>> BEGIN

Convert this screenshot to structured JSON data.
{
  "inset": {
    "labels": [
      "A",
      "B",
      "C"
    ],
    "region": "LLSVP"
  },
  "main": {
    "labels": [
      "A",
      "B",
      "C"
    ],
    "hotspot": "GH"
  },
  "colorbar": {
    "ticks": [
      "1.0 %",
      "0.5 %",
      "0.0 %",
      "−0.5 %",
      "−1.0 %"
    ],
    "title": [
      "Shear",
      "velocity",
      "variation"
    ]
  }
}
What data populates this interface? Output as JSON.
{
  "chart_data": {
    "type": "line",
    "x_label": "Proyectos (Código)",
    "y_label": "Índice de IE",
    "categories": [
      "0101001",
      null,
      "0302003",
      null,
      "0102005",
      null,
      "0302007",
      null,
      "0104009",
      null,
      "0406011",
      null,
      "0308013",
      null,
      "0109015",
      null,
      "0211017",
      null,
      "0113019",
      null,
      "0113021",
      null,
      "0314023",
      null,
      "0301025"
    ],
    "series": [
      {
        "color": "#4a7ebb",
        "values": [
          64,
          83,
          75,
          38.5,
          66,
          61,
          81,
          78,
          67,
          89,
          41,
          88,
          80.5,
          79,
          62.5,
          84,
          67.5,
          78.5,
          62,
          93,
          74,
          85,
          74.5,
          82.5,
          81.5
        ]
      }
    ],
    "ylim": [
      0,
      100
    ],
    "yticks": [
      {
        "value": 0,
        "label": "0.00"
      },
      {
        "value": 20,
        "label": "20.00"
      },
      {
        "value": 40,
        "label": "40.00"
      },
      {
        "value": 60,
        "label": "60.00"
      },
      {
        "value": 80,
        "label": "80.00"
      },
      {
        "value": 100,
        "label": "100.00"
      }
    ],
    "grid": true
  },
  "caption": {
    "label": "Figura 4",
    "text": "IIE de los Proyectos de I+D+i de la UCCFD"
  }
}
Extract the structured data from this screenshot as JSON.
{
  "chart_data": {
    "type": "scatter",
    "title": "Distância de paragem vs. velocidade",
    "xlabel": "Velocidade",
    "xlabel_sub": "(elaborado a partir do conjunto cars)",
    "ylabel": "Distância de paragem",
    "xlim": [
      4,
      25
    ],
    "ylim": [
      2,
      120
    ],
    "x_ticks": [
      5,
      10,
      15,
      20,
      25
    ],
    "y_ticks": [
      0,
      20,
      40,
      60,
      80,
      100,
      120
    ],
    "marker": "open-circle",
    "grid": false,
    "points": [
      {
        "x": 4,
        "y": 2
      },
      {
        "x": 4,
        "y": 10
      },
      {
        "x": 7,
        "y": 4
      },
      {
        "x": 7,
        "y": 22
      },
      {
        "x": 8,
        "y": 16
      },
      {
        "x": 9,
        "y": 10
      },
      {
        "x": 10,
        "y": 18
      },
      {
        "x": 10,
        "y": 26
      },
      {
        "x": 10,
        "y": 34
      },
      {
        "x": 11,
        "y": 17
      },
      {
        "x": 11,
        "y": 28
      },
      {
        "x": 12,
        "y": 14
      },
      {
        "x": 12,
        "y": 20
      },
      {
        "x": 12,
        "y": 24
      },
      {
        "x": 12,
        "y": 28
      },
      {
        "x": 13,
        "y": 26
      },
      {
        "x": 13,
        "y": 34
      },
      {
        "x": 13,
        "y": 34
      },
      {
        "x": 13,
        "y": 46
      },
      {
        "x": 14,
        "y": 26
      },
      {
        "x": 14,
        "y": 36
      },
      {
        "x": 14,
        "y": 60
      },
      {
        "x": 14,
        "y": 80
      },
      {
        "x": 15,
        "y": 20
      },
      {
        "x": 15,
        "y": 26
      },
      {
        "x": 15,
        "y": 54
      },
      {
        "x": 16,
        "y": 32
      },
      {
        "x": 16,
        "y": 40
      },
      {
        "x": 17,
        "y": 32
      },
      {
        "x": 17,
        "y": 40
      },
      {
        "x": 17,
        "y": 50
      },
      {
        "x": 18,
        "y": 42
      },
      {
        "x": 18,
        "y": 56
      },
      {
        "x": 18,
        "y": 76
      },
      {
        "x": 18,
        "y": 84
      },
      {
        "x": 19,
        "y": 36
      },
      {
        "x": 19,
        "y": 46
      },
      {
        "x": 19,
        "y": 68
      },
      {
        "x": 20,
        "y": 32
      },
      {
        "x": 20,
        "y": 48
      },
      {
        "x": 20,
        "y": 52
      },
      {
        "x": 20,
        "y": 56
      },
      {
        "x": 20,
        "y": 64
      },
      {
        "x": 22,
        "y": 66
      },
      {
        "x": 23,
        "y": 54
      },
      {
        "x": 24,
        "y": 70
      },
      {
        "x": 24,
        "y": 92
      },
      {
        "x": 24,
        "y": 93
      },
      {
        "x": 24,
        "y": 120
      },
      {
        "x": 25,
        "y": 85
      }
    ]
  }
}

>> END

■ GIVEN REQUEST ■
Retype the entries one by one, exactly.

■ RIGHT ANSWER ■
Convert this screenshot to structured JSON data.
{
  "inset": {
    "labels": [
      "A",
      "B",
      "C"
    ],
    "region": "LLSVP"
  },
  "main": {
    "labels": [
      "A",
      "B",
      "C"
    ],
    "hotspot": "GH"
  },
  "colorbar": {
    "ticks": [
      "1.0 %",
      "0.5 %",
      "0.0 %",
      "−0.5 %",
      "−1.0 %"
    ],
    "title": [
      "Shear",
      "velocity",
      "variation"
    ]
  }
}
What data populates this interface? Output as JSON.
{
  "chart_data": {
    "type": "line",
    "x_label": "Proyectos (Código)",
    "y_label": "Índice de IE",
    "categories": [
      "0101001",
      null,
      "0302003",
      null,
      "0102005",
      null,
      "0302007",
      null,
      "0104009",
      null,
      "0406011",
      null,
      "0308013",
      null,
      "0109015",
      null,
      "0211017",
      null,
      "0113019",
      null,
      "0113021",
      null,
      "0314023",
      null,
      "0301025"
    ],
    "series": [
      {
        "color": "#4a7ebb",
        "values": [
          64,
          83,
          75,
          38.5,
          66,
          61,
          81,
          78,
          67,
          89,
          41,
          88,
          80.5,
          79,
          62.5,
          84,
          67.5,
          78.5,
          62,
          93,
          74,
          85,
          74.5,
          82.5,
          81.5
        ]
      }
    ],
    "ylim": [
      0,
      100
    ],
    "yticks": [
      {
        "value": 0,
        "label": "0.00"
      },
      {
        "value": 20,
        "label": "20.00"
      },
      {
        "value": 40,
        "label": "40.00"
      },
      {
        "value": 60,
        "label": "60.00"
      },
      {
        "value": 80,
        "label": "80.00"
      },
      {
        "value": 100,
        "label": "100.00"
      }
    ],
    "grid": true
  },
  "caption": {
    "label": "Figura 4",
    "text": "IIE de los Proyectos de I+D+i de la UCCFD"
  }
}
Extract the structured data from this screenshot as JSON.
{
  "chart_data": {
    "type": "scatter",
    "title": "Distância de paragem vs. velocidade",
    "xlabel": "Velocidade",
    "xlabel_sub": "(elaborado a partir do conjunto cars)",
    "ylabel": "Distância de paragem",
    "xlim": [
      4,
      25
    ],
    "ylim": [
      2,
      120
    ],
    "x_ticks": [
      5,
      10,
      15,
      20,
      25
    ],
    "y_ticks": [
      0,
      20,
      40,
      60,
      80,
      100,
      120
    ],
    "marker": "open-circle",
    "grid": false,
    "points": [
      {
        "x": 4,
        "y": 2
      },
      {
        "x": 4,
        "y": 10
      },
      {
        "x": 7,
        "y": 4
      },
      {
        "x": 7,
        "y": 22
      },
      {
        "x": 8,
        "y": 16
      },
      {
        "x": 9,
        "y": 10
      },
      {
        "x": 10,
        "y": 18
      },
      {
        "x": 10,
        "y": 26
      },
      {
        "x": 10,
        "y": 34
      },
      {
        "x": 11,
        "y": 17
      },
      {
        "x": 11,
        "y": 28
      },
      {
        "x": 12,
        "y": 14
      },
      {
        "x": 12,
        "y": 20
      },
      {
        "x": 12,
        "y": 24
      },
      {
        "x": 12,
        "y": 28
      },
      {
        "x": 13,
        "y": 26
      },
      {
        "x": 13,
        "y": 34
      },
      {
        "x": 13,
        "y": 34
      },
      {
        "x": 13,
        "y": 46
      },
      {
        "x": 14,
        "y": 26
      },
      {
        "x": 14,
        "y": 36
      },
      {
        "x": 14,
        "y": 60
      },
      {
        "x": 14,
        "y": 80
      },
      {
        "x": 15,
        "y": 20
      },
      {
        "x": 15,
        "y": 26
      },
      {
        "x": 15,
        "y": 54
      },
      {
        "x": 16,
        "y": 32
      },
      {
        "x": 16,
        "y": 40
      },
      {
        "x": 17,
        "y": 32
      },
      {
        "x": 17,
        "y": 40
      },
      {
        "x": 17,
        "y": 50
      },
      {
        "x": 18,
        "y": 42
      },
      {
        "x": 18,
        "y": 56
      },
      {
        "x": 18,
        "y": 76
      },
      {
        "x": 18,
        "y": 84
      },
      {
        "x": 19,
        "y": 36
      },
      {
        "x": 19,
        "y": 46
      },
      {
        "x": 19,
        "y": 68
      },
      {
        "x": 20,
        "y": 32
      },
      {
        "x": 20,
        "y": 48
      },
      {
        "x": 20,
        "y": 52
      },
      {
        "x": 20,
        "y": 56
      },
      {
        "x": 20,
        "y": 64
      },
      {
        "x": 22,
        "y": 66
      },
      {
        "x": 23,
        "y": 54
      },
      {
        "x": 24,
        "y": 70
      },
      {
        "x": 24,
        "y": 92
      },
      {
        "x": 24,
        "y": 93
      },
      {
        "x": 24,
        "y": 120
      },
      {
        "x": 25,
        "y": 85
      }
    ]
  }
}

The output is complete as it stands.